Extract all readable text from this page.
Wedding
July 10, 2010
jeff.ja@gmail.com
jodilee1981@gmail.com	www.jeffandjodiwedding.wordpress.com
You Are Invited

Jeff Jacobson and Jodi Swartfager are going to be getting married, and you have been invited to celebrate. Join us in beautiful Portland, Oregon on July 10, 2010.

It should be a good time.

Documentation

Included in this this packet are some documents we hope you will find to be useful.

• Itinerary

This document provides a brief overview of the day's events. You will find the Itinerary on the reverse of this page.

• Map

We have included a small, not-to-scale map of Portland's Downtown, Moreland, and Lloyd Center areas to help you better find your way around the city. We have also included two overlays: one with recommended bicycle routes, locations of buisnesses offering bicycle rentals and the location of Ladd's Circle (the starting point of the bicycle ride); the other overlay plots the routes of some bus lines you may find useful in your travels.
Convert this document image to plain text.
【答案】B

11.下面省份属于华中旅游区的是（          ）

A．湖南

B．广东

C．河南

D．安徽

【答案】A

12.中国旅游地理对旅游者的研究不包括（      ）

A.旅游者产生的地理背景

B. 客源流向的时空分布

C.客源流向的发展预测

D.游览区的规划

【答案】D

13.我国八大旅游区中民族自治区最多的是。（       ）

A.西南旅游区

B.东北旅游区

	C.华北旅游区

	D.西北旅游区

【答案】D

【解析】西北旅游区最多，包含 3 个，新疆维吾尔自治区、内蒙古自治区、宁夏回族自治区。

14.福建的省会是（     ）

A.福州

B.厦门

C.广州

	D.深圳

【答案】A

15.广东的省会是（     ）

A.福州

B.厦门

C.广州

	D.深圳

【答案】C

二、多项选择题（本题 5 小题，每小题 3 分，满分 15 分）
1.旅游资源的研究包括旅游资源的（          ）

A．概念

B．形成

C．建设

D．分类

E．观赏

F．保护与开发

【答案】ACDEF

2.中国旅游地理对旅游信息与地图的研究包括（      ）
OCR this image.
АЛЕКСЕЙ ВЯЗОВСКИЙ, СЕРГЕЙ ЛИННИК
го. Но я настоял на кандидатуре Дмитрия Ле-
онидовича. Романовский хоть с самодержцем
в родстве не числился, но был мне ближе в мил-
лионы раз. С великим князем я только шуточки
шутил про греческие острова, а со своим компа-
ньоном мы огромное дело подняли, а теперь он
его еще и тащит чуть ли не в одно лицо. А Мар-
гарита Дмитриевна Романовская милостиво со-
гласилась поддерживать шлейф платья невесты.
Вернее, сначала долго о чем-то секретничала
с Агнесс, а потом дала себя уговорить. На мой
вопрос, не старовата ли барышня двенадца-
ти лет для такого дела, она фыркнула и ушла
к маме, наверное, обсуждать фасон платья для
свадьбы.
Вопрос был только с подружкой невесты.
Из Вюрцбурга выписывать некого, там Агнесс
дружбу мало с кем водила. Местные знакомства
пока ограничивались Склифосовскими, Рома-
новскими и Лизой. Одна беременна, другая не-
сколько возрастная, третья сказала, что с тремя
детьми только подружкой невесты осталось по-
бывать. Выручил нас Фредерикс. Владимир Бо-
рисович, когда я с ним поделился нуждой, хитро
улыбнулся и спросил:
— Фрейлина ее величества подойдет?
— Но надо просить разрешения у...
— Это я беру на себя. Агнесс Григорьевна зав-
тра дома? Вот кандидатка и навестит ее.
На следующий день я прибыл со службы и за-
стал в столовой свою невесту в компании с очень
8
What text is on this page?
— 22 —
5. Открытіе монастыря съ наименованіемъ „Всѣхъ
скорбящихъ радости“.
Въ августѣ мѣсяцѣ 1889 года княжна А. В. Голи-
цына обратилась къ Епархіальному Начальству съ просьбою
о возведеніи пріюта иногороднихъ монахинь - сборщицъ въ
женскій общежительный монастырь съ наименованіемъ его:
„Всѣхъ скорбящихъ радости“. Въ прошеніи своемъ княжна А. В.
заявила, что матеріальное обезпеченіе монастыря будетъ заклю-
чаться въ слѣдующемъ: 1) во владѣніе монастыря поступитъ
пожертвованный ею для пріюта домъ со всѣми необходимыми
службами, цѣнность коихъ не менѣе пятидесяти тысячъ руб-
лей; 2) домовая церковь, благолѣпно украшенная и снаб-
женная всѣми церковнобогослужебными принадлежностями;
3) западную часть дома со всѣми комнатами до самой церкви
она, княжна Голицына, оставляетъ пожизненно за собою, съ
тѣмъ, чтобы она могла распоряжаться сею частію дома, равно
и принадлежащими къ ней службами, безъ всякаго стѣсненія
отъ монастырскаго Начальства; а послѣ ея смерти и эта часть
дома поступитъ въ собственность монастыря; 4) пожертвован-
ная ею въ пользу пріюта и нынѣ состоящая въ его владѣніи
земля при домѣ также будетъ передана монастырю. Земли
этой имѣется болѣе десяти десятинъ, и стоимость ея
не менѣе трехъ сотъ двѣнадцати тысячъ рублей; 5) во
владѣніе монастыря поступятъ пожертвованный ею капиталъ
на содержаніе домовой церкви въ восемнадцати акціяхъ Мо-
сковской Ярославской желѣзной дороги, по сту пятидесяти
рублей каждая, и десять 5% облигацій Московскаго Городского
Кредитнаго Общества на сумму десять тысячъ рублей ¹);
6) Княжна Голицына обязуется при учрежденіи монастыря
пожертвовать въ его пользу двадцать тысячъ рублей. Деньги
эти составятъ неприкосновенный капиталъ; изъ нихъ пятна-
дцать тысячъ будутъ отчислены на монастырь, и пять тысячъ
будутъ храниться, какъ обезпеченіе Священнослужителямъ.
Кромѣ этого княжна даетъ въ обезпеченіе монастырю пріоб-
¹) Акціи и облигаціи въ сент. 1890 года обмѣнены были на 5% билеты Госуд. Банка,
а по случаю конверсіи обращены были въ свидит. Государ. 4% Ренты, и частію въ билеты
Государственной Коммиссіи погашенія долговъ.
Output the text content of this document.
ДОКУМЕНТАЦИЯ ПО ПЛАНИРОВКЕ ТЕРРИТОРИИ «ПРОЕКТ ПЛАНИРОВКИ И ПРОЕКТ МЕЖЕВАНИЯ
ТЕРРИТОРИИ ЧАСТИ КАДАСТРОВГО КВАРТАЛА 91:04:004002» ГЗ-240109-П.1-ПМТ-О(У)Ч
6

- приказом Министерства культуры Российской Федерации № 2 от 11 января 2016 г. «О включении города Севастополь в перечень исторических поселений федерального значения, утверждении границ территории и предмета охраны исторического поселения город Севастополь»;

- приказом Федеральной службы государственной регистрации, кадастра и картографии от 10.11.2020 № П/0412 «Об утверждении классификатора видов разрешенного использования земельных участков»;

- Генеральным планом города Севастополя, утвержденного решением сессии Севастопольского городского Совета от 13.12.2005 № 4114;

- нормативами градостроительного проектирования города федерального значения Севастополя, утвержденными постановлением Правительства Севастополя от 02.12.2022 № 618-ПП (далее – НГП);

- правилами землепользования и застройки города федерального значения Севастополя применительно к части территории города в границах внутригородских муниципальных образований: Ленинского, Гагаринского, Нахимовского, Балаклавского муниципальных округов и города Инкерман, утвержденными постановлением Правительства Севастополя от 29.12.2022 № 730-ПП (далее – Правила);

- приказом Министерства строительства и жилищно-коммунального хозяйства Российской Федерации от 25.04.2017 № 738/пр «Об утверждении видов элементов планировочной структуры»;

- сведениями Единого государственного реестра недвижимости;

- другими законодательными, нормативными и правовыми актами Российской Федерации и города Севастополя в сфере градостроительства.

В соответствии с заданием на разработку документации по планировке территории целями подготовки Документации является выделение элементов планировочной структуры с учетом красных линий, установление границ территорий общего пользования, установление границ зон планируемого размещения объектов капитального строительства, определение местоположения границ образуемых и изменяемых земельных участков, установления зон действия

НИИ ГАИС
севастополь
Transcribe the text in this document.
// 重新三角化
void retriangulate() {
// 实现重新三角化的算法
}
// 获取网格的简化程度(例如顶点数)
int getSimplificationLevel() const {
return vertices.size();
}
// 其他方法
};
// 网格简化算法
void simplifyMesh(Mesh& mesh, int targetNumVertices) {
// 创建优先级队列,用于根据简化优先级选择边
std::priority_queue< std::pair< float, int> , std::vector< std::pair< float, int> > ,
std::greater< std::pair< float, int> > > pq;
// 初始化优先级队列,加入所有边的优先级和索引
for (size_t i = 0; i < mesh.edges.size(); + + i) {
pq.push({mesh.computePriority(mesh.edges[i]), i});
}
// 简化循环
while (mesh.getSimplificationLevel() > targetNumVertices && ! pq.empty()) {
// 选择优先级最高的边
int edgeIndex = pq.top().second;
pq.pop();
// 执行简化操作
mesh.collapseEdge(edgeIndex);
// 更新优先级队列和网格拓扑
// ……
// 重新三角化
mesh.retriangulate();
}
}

+ + + +

— WHAT THIS TASK INVOLVES —
Search the entries for the word "элементов" and copy every line that has it.

— WRITTEN RESPONSE —
- приказом Министерства строительства и жилищно-коммунального хозяйства Российской Федерации от 25.04.2017 № 738/пр «Об утверждении видов элементов планировочной структуры»;
В соответствии с заданием на разработку документации по планировке территории целями подготовки Документации является выделение элементов планировочной структуры с учетом красных линий, установление границ территорий общего пользования, установление границ зон планируемого размещения объектов капитального строительства, определение местоположения границ образуемых и изменяемых земельных участков, установления зон действия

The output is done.